◆ **Task details**
Search the records for "name" and copy each line that holds it.
-- START --
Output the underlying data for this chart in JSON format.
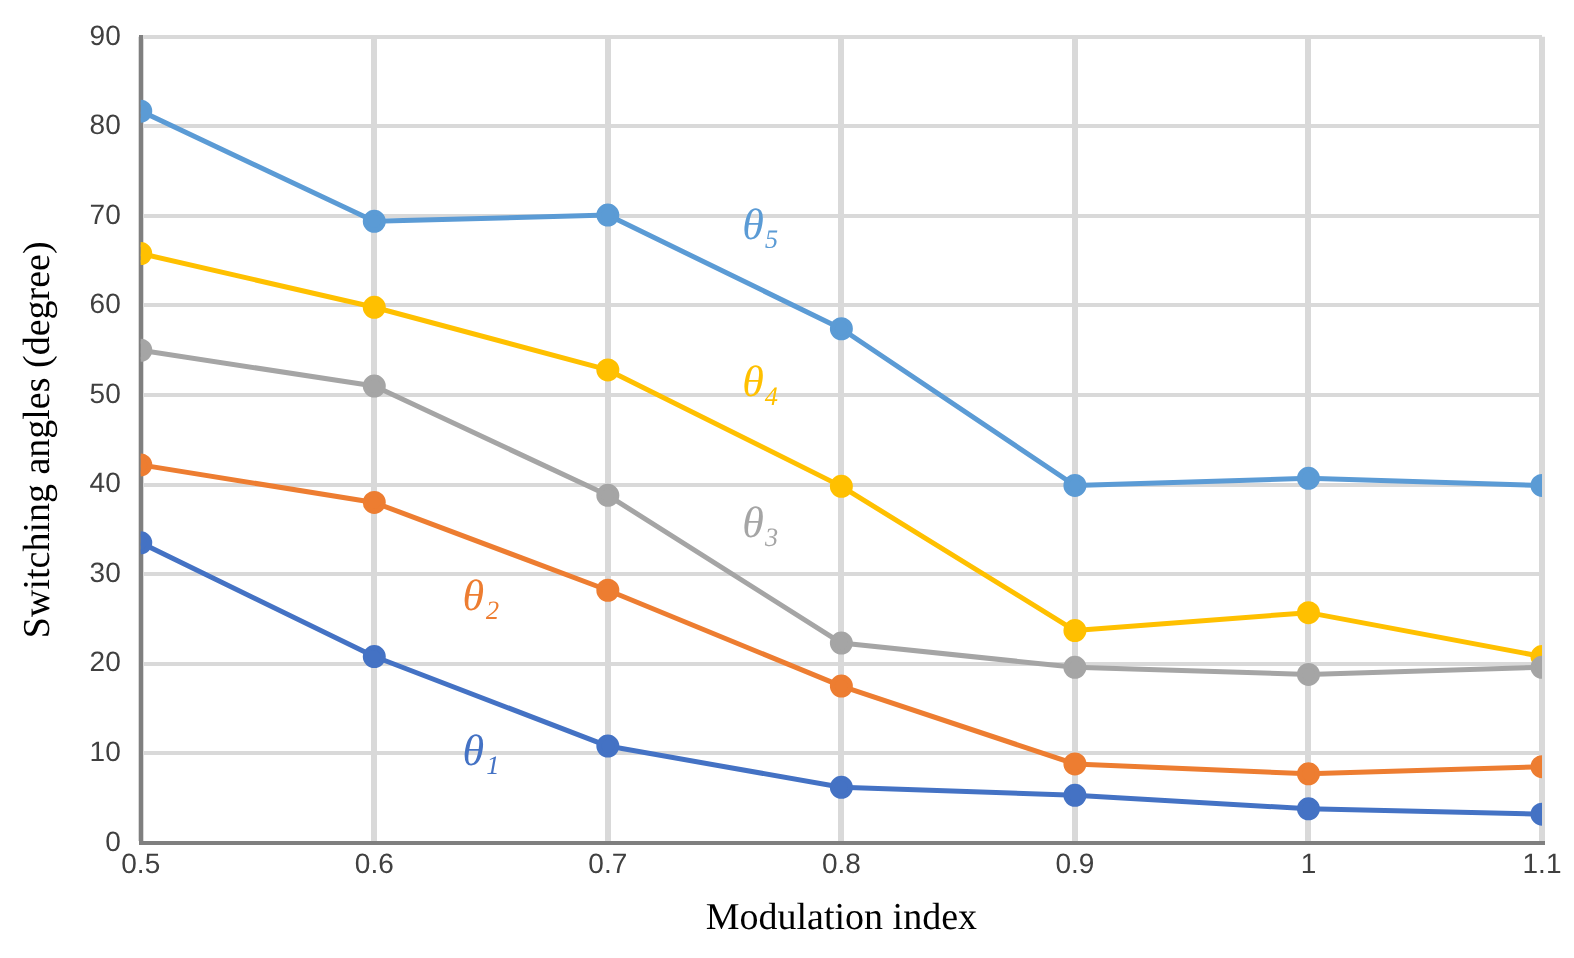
{
  "chart_data": {
    "type": "line",
    "xlabel": "Modulation index",
    "ylabel": "Switching angles (degree)",
    "x": [
      0.5,
      0.6,
      0.7,
      0.8,
      0.9,
      1,
      1.1
    ],
    "series": [
      {
        "name": "θ₁",
        "color": "#4472c4",
        "values": [
          33.5,
          20.8,
          10.8,
          6.2,
          5.3,
          3.8,
          3.2
        ]
      },
      {
        "name": "θ₂",
        "color": "#ed7d31",
        "values": [
          42.2,
          38,
          28.2,
          17.5,
          8.8,
          7.7,
          8.5
        ]
      },
      {
        "name": "θ₃",
        "color": "#a5a5a5",
        "values": [
          55,
          51,
          38.8,
          22.3,
          19.6,
          18.8,
          19.6
        ]
      },
      {
        "name": "θ₄",
        "color": "#ffc000",
        "values": [
          65.8,
          59.8,
          52.8,
          39.8,
          23.7,
          25.7,
          20.8
        ]
      },
      {
        "name": "θ₅",
        "color": "#5b9bd5",
        "values": [
          81.7,
          69.4,
          70.1,
          57.4,
          39.9,
          40.7,
          39.9
        ]
      }
    ],
    "xlim": [
      0.5,
      1.1
    ],
    "xticks": [
      0.5,
      0.6,
      0.7,
      0.8,
      0.9,
      1,
      1.1
    ],
    "ylim": [
      0,
      90
    ],
    "yticks": [
      0,
      10,
      20,
      30,
      40,
      50,
      60,
      70,
      80,
      90
    ],
    "grid": true,
    "legend": false,
    "marker": "circle",
    "line_style": "solid"
  }
}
-- END --
◆ **Written answer**
        "name": "θ₁",
        "name": "θ₂",
        "name": "θ₃",
        "name": "θ₄",
        "name": "θ₅",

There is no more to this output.